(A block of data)
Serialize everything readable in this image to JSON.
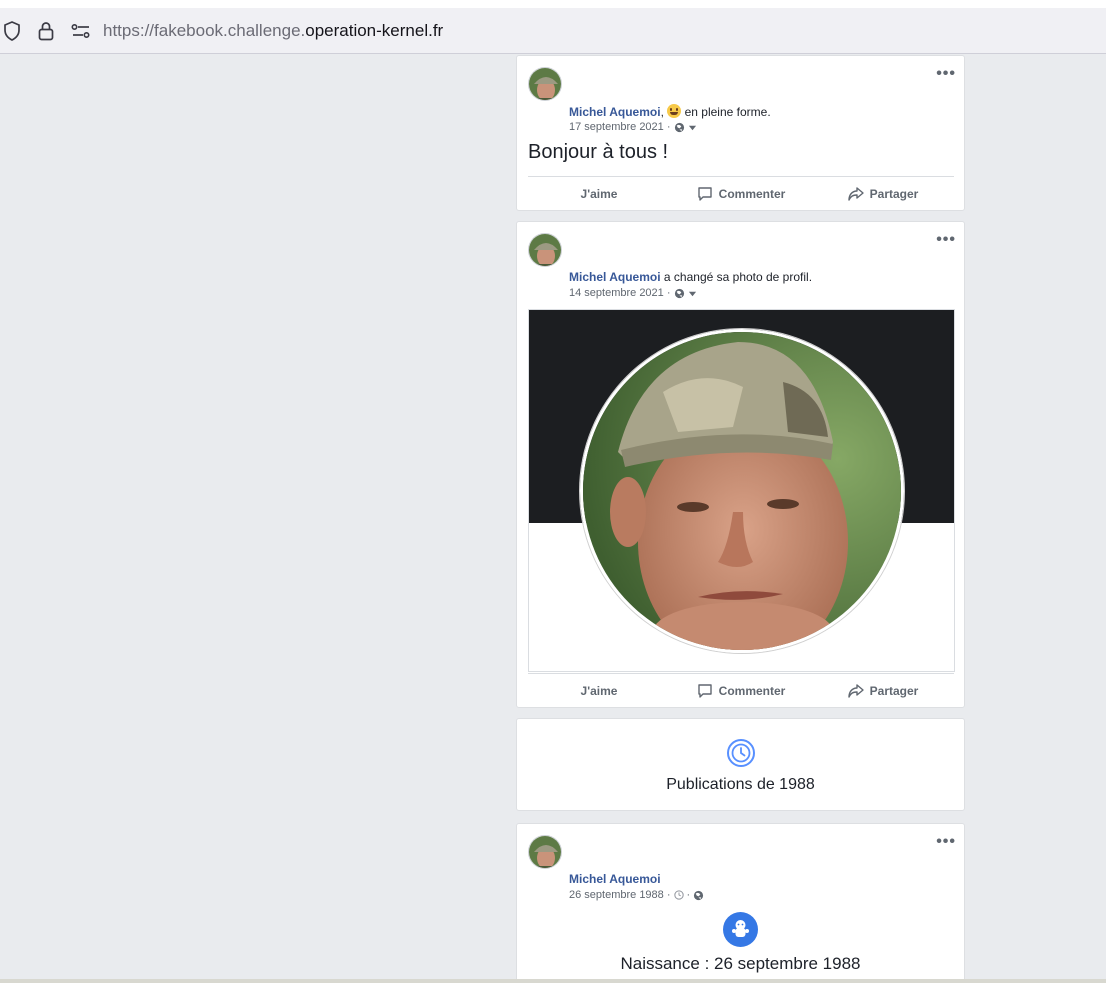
{
  "browser": {
    "url_prefix": "https://fakebook.challenge.",
    "url_host": "operation-kernel.fr"
  },
  "posts": [
    {
      "author": "Michel Aquemoi",
      "feeling_prefix": ",",
      "feeling": "en pleine forme.",
      "date": "17 septembre 2021 ·",
      "text": "Bonjour à tous !",
      "like": "J'aime",
      "comment": "Commenter",
      "share": "Partager"
    },
    {
      "author": "Michel Aquemoi",
      "action": "a changé sa photo de profil.",
      "date": "14 septembre 2021 ·",
      "like": "J'aime",
      "comment": "Commenter",
      "share": "Partager"
    }
  ],
  "year_divider": {
    "label": "Publications de 1988",
    "icon": "clock-icon",
    "accent": "#5890ff"
  },
  "life_event": {
    "author": "Michel Aquemoi",
    "date": "26 septembre 1988 ·",
    "title": "Naissance : 26 septembre 1988",
    "icon": "baby-icon",
    "accent": "#3578e5"
  },
  "colors": {
    "link": "#385898",
    "background": "#e9ebee"
  }
}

▶ **DIRECTION**: Reproduce the records above exactly, leaving out every picture they contain.

▶ **EXERCISE OUTPUT**:
Serialize everything readable in this image to JSON.
{
  "browser": {
    "url_prefix": "https://fakebook.challenge.",
    "url_host": "operation-kernel.fr"
  },
  "posts": [
    {
      "author": "Michel Aquemoi",
      "feeling_prefix": ",",
      "feeling": "en pleine forme.",
      "date": "17 septembre 2021 ·",
      "text": "Bonjour à tous !",
      "like": "J'aime",
      "comment": "Commenter",
      "share": "Partager"
    },
    {
      "author": "Michel Aquemoi",
      "action": "a changé sa photo de profil.",
      "date": "14 septembre 2021 ·",
      "like": "J'aime",
      "comment": "Commenter",
      "share": "Partager"
    }
  ],
  "year_divider": {
    "label": "Publications de 1988",
    "icon": "clock-icon",
    "accent": "#5890ff"
  },
  "life_event": {
    "author": "Michel Aquemoi",
    "date": "26 septembre 1988 ·",
    "title": "Naissance : 26 septembre 1988",
    "icon": "baby-icon",
    "accent": "#3578e5"
  },
  "colors": {
    "link": "#385898",
    "background": "#e9ebee"
  }
}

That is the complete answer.